[Saved entries]
______________________________

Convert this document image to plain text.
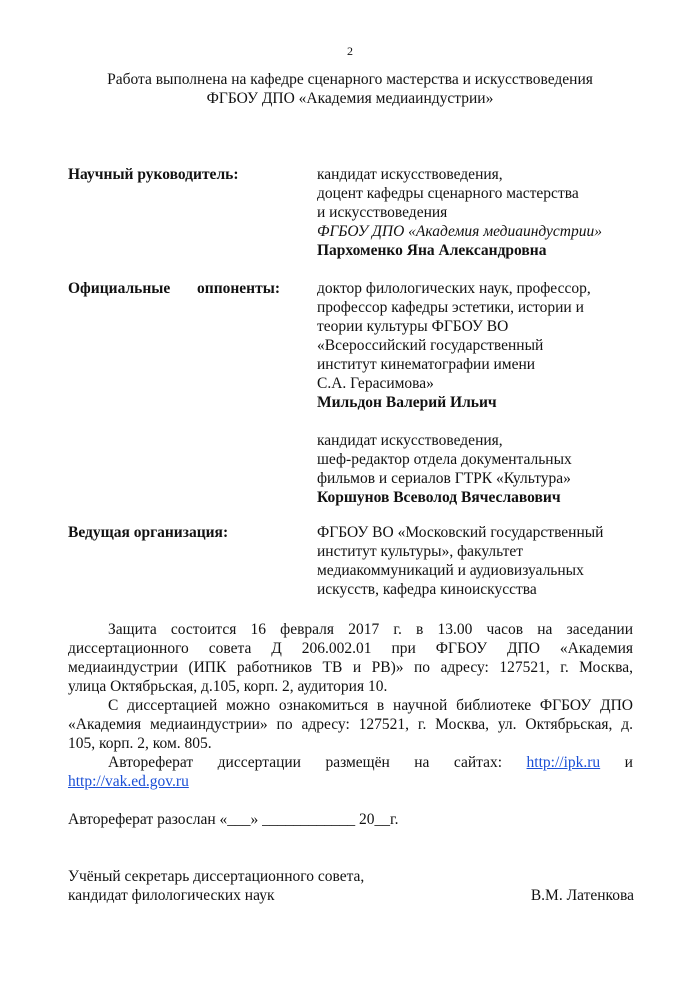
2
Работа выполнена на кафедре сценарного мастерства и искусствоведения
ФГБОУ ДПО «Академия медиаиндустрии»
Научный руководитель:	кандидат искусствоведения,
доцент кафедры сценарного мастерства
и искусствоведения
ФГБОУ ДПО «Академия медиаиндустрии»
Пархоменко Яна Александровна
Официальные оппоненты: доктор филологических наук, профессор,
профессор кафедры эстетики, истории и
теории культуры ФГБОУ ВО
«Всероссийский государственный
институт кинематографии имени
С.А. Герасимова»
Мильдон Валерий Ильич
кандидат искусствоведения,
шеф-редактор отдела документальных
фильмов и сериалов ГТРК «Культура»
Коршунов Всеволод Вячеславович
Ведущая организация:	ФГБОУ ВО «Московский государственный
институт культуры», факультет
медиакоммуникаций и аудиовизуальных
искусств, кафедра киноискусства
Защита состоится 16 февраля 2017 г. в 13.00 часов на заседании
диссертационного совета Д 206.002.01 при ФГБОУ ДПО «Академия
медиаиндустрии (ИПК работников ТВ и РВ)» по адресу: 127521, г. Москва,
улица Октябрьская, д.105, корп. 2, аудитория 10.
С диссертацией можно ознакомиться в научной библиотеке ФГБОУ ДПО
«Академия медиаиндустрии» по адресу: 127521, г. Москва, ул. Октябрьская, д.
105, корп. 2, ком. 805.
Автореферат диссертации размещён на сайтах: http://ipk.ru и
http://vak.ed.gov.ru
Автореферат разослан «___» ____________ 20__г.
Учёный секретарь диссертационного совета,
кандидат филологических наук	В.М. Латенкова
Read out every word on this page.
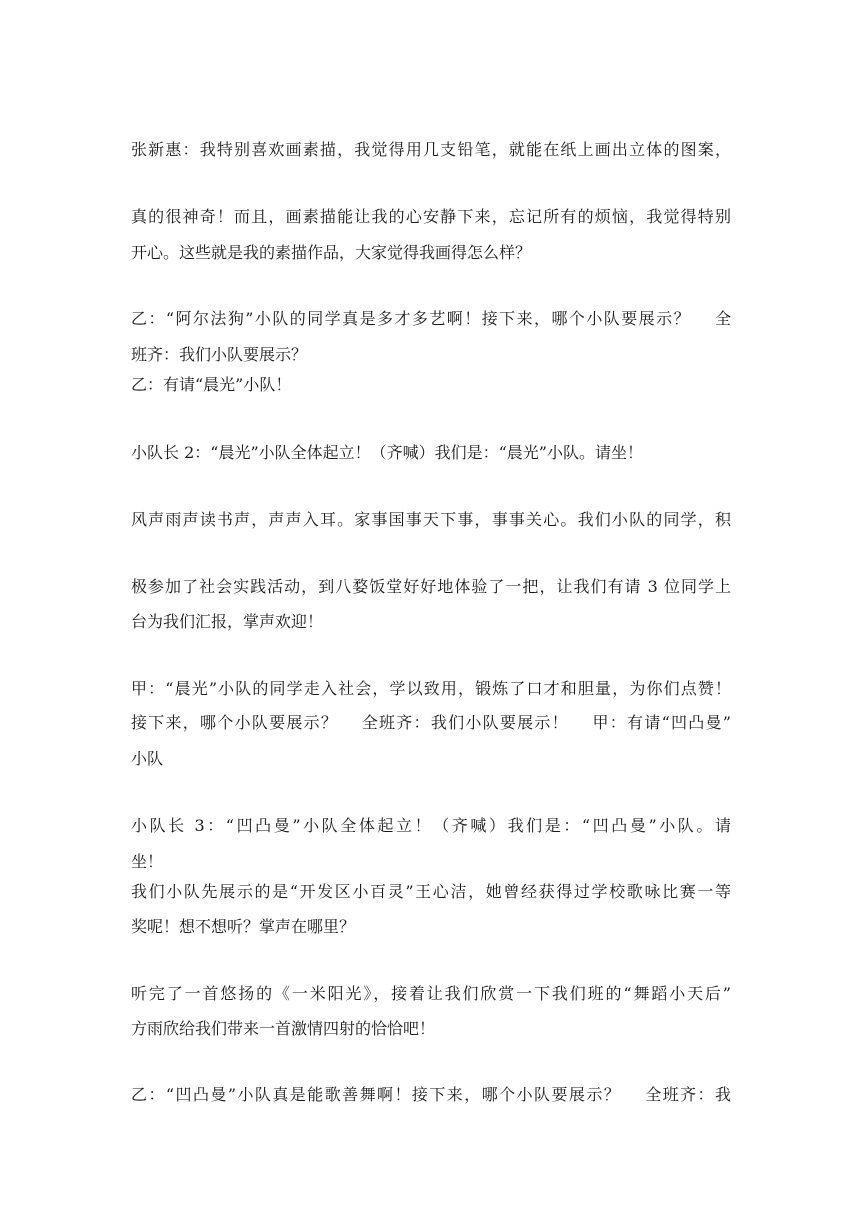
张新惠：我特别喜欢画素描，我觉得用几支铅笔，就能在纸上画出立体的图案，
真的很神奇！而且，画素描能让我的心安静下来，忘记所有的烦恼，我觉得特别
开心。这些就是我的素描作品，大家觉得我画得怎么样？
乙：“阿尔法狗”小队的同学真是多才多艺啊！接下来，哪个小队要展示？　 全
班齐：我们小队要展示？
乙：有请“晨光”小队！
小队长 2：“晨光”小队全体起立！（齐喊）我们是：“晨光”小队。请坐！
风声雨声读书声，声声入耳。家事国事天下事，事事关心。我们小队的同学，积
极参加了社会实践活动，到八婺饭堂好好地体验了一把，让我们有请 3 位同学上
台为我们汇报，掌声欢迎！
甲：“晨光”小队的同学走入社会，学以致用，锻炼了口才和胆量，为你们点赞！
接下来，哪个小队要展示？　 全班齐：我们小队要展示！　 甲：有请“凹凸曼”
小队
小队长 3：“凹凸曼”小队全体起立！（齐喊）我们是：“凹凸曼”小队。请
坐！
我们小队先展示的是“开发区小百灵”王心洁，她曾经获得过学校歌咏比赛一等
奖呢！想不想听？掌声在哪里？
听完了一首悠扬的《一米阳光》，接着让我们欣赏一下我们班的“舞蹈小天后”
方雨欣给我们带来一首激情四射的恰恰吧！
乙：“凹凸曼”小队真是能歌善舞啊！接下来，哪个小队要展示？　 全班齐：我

______________________________

=== WRITTEN INSTRUCTION ===
Pictures excluded, copy exactly the lines running from the one with "Read out every word on this page." through the last line of the material.

=== THE REPLY ===
Read out every word on this page.
张新惠：我特别喜欢画素描，我觉得用几支铅笔，就能在纸上画出立体的图案，
真的很神奇！而且，画素描能让我的心安静下来，忘记所有的烦恼，我觉得特别
开心。这些就是我的素描作品，大家觉得我画得怎么样？
乙：“阿尔法狗”小队的同学真是多才多艺啊！接下来，哪个小队要展示？　 全
班齐：我们小队要展示？
乙：有请“晨光”小队！
小队长 2：“晨光”小队全体起立！（齐喊）我们是：“晨光”小队。请坐！
风声雨声读书声，声声入耳。家事国事天下事，事事关心。我们小队的同学，积
极参加了社会实践活动，到八婺饭堂好好地体验了一把，让我们有请 3 位同学上
台为我们汇报，掌声欢迎！
甲：“晨光”小队的同学走入社会，学以致用，锻炼了口才和胆量，为你们点赞！
接下来，哪个小队要展示？　 全班齐：我们小队要展示！　 甲：有请“凹凸曼”
小队
小队长 3：“凹凸曼”小队全体起立！（齐喊）我们是：“凹凸曼”小队。请
坐！
我们小队先展示的是“开发区小百灵”王心洁，她曾经获得过学校歌咏比赛一等
奖呢！想不想听？掌声在哪里？
听完了一首悠扬的《一米阳光》，接着让我们欣赏一下我们班的“舞蹈小天后”
方雨欣给我们带来一首激情四射的恰恰吧！
乙：“凹凸曼”小队真是能歌善舞啊！接下来，哪个小队要展示？　 全班齐：我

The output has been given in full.